DIRECTION -
Search the material below for the word "color" and copy every line in which it occurs.

TASK MATERIAL -
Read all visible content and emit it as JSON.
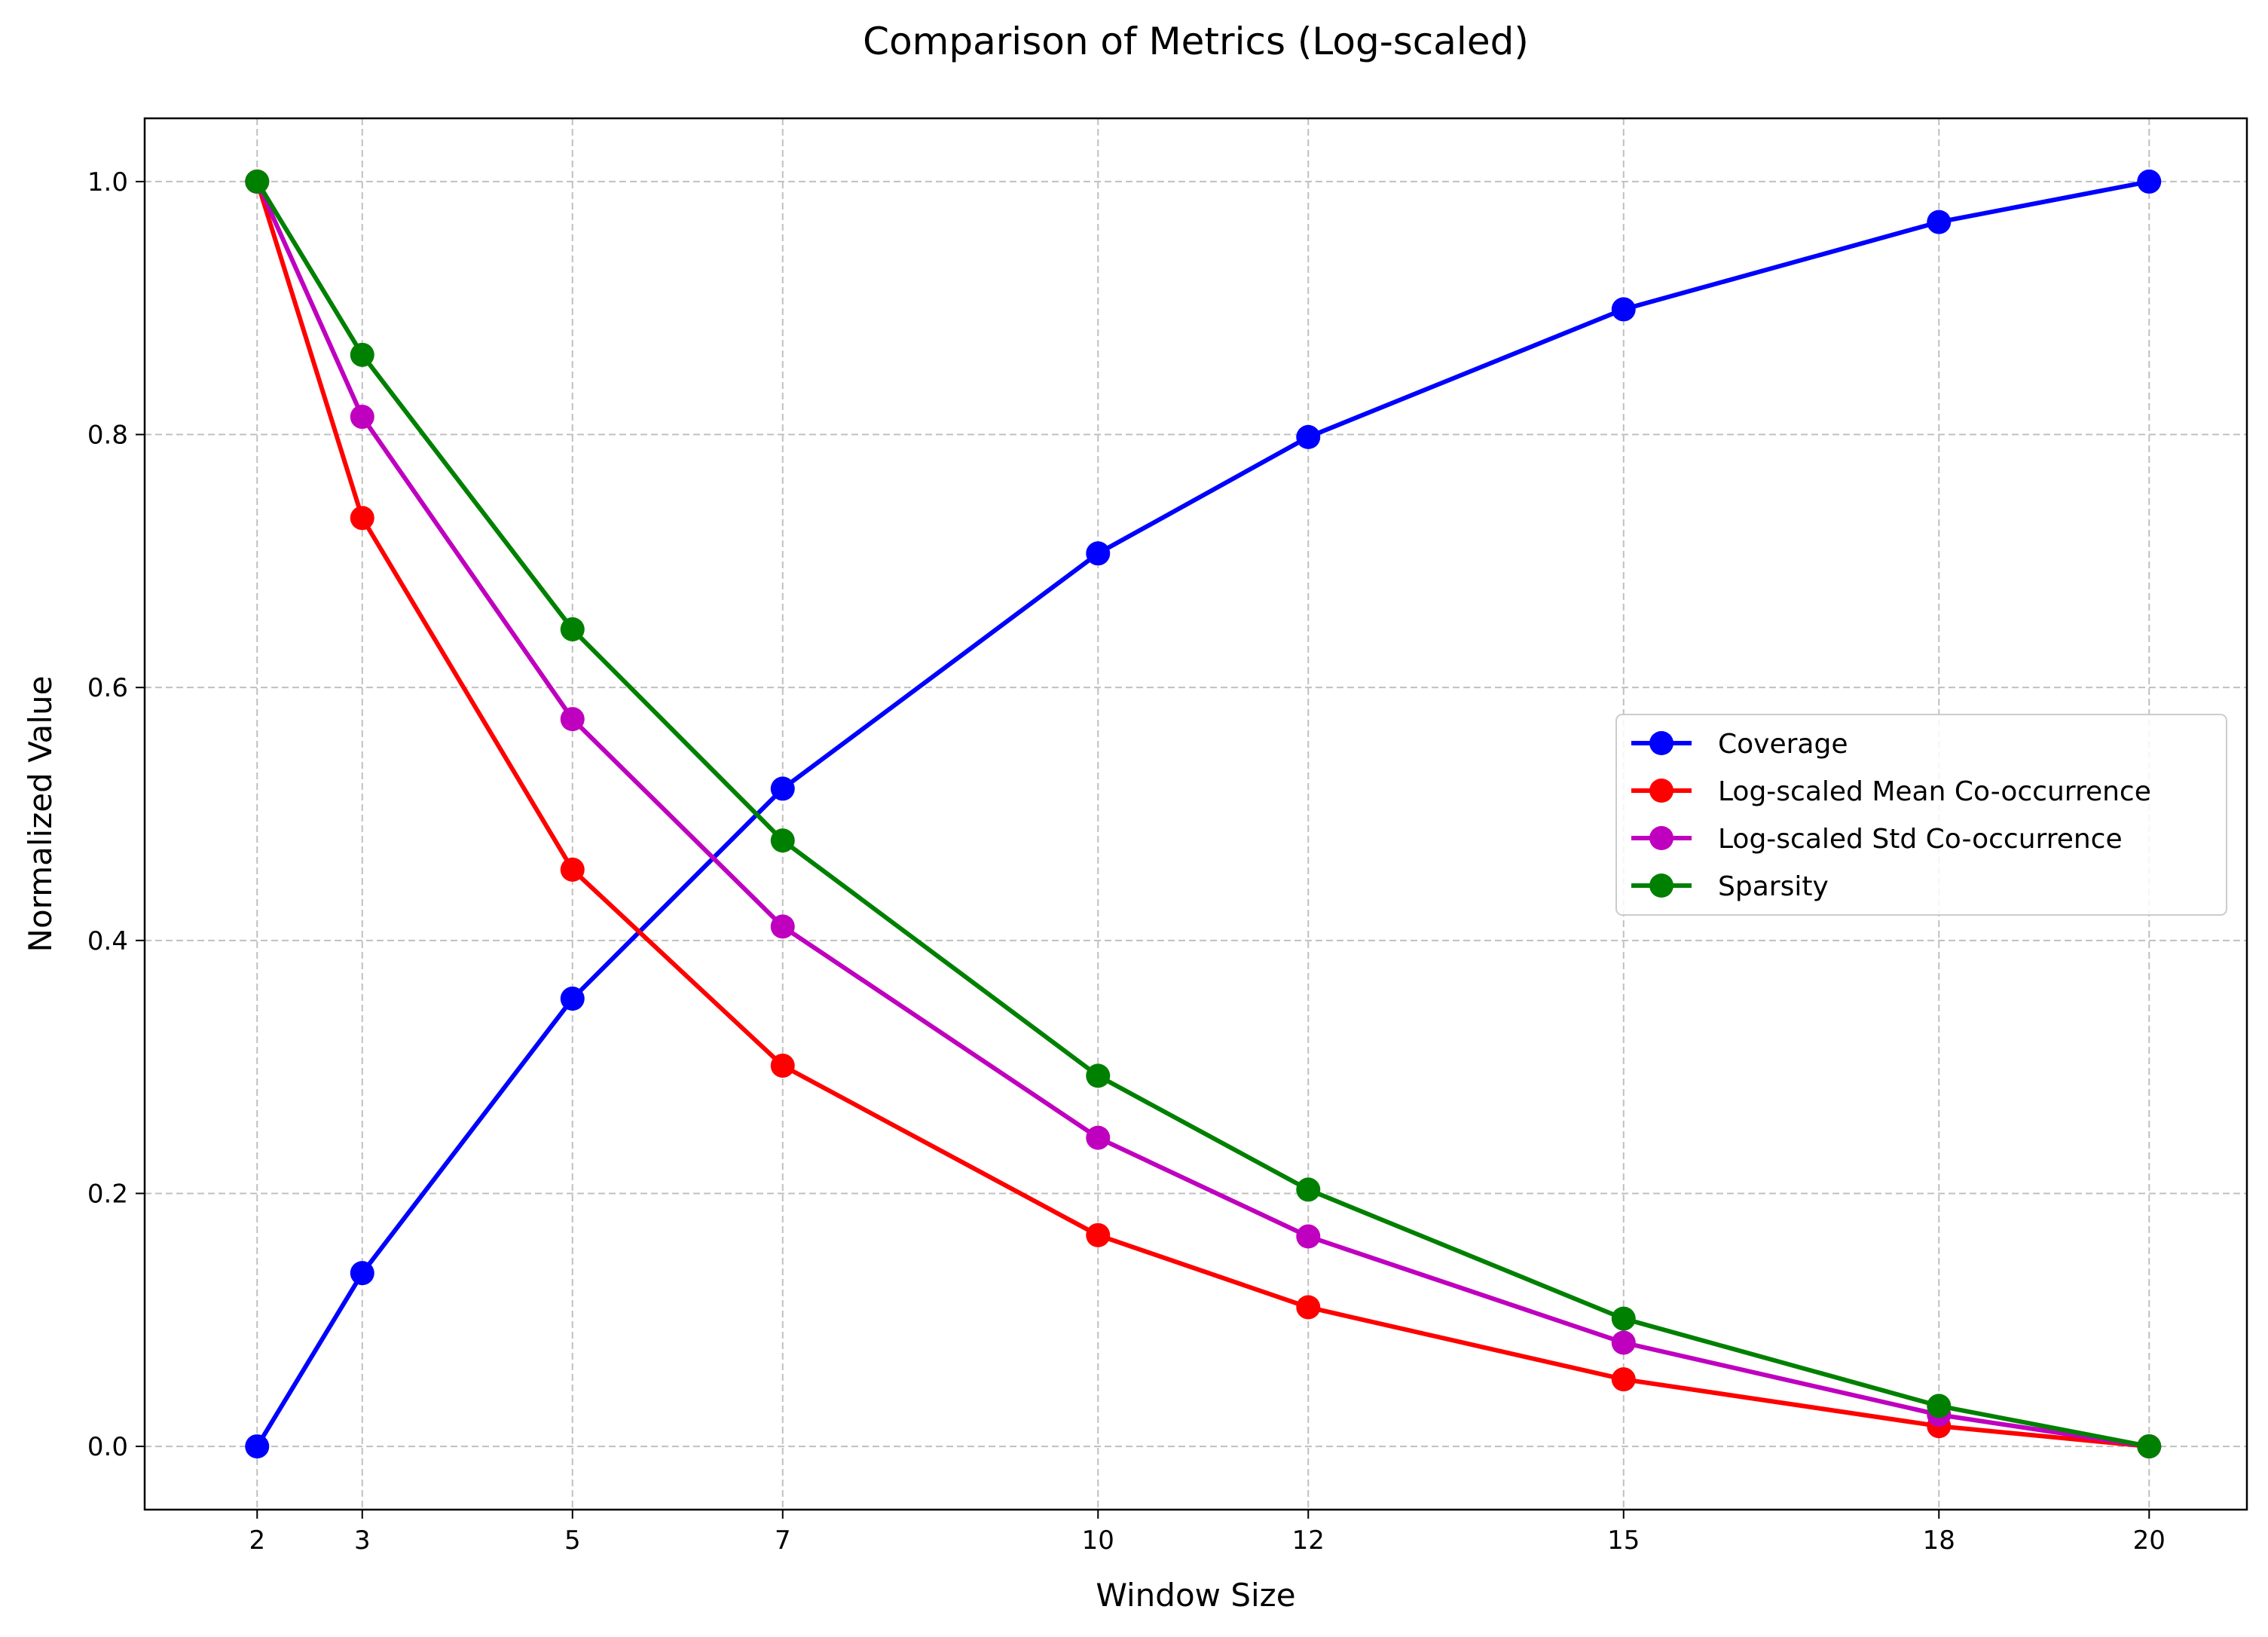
{
  "chart_data": {
    "type": "line",
    "title": "Comparison of Metrics (Log-scaled)",
    "xlabel": "Window Size",
    "ylabel": "Normalized Value",
    "x": [
      2,
      3,
      5,
      7,
      10,
      12,
      15,
      18,
      20
    ],
    "xticks": [
      "2",
      "3",
      "5",
      "7",
      "10",
      "12",
      "15",
      "18",
      "20"
    ],
    "yticks": [
      "0.0",
      "0.2",
      "0.4",
      "0.6",
      "0.8",
      "1.0"
    ],
    "xlim": [
      0.93,
      20.93
    ],
    "ylim": [
      -0.05,
      1.05
    ],
    "grid": true,
    "legend_position": "center-right",
    "series": [
      {
        "name": "Coverage",
        "color": "#0000ff",
        "values": [
          0.0,
          0.137,
          0.354,
          0.52,
          0.706,
          0.798,
          0.899,
          0.968,
          1.0
        ]
      },
      {
        "name": "Log-scaled Mean Co-occurrence",
        "color": "#ff0000",
        "values": [
          1.0,
          0.734,
          0.456,
          0.301,
          0.167,
          0.11,
          0.053,
          0.016,
          0.0
        ]
      },
      {
        "name": "Log-scaled Std Co-occurrence",
        "color": "#bf00bf",
        "values": [
          1.0,
          0.814,
          0.575,
          0.411,
          0.244,
          0.166,
          0.082,
          0.025,
          0.0
        ]
      },
      {
        "name": "Sparsity",
        "color": "#008000",
        "values": [
          1.0,
          0.863,
          0.646,
          0.479,
          0.293,
          0.203,
          0.101,
          0.032,
          0.0
        ]
      }
    ]
  }
}
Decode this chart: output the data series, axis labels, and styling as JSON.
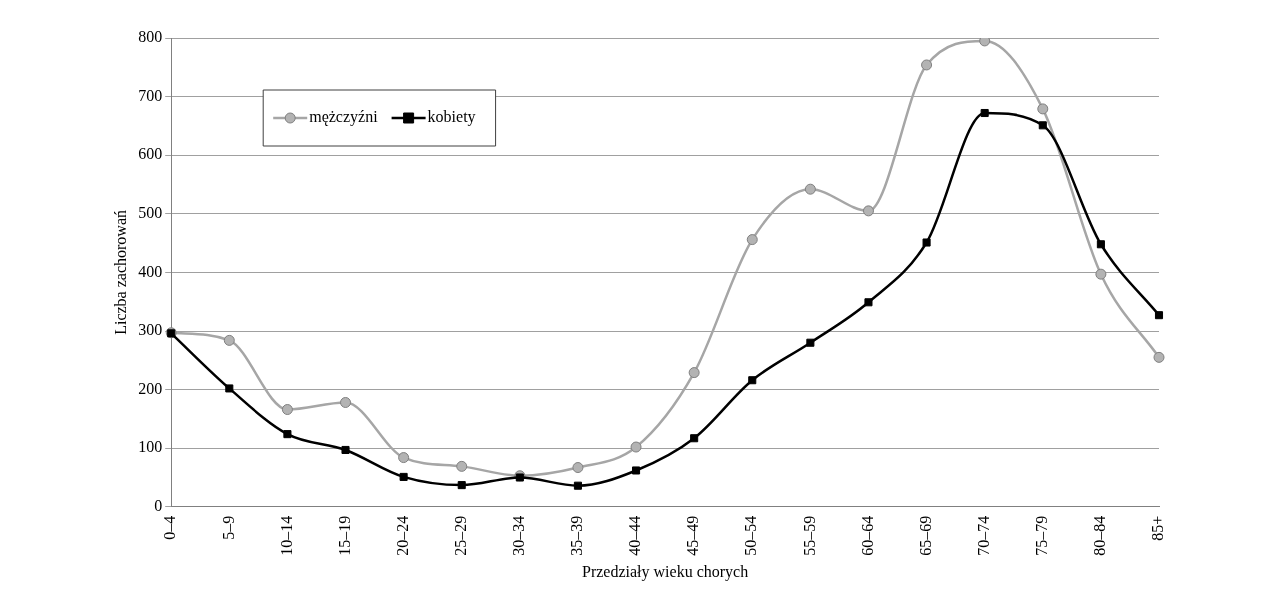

SOLVED PROBLEM -
        "color": "#0000ff",
        "color": "#ff0000",
        "color": "#bf00bf",
        "color": "#008000",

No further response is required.